▸ **What is expected**
Beneath this sentence is a set of records; write each of them out exactly.

▸ **Data to process**
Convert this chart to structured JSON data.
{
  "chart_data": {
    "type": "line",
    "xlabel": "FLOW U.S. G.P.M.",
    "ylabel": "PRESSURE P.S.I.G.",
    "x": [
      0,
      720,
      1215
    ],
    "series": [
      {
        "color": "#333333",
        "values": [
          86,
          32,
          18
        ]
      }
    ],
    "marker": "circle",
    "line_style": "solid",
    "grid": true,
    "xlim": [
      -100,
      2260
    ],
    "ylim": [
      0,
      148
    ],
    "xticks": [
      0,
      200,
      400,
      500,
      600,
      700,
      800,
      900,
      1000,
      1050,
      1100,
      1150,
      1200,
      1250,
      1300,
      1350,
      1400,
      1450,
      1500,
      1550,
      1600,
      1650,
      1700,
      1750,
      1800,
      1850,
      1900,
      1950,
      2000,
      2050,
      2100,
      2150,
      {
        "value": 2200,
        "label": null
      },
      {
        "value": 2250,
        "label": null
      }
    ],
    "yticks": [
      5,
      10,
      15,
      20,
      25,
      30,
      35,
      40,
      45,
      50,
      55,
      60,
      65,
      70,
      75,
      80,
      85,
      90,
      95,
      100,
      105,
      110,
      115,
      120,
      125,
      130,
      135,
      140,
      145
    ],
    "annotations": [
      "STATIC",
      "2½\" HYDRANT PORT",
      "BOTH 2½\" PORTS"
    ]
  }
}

▸ **Solution below**
Convert this chart to structured JSON data.
{
  "chart_data": {
    "type": "line",
    "xlabel": "FLOW U.S. G.P.M.",
    "ylabel": "PRESSURE P.S.I.G.",
    "x": [
      0,
      720,
      1215
    ],
    "series": [
      {
        "color": "#333333",
        "values": [
          86,
          32,
          18
        ]
      }
    ],
    "marker": "circle",
    "line_style": "solid",
    "grid": true,
    "xlim": [
      -100,
      2260
    ],
    "ylim": [
      0,
      148
    ],
    "xticks": [
      0,
      200,
      400,
      500,
      600,
      700,
      800,
      900,
      1000,
      1050,
      1100,
      1150,
      1200,
      1250,
      1300,
      1350,
      1400,
      1450,
      1500,
      1550,
      1600,
      1650,
      1700,
      1750,
      1800,
      1850,
      1900,
      1950,
      2000,
      2050,
      2100,
      2150,
      {
        "value": 2200,
        "label": null
      },
      {
        "value": 2250,
        "label": null
      }
    ],
    "yticks": [
      5,
      10,
      15,
      20,
      25,
      30,
      35,
      40,
      45,
      50,
      55,
      60,
      65,
      70,
      75,
      80,
      85,
      90,
      95,
      100,
      105,
      110,
      115,
      120,
      125,
      130,
      135,
      140,
      145
    ],
    "annotations": [
      "STATIC",
      "2½\" HYDRANT PORT",
      "BOTH 2½\" PORTS"
    ]
  }
}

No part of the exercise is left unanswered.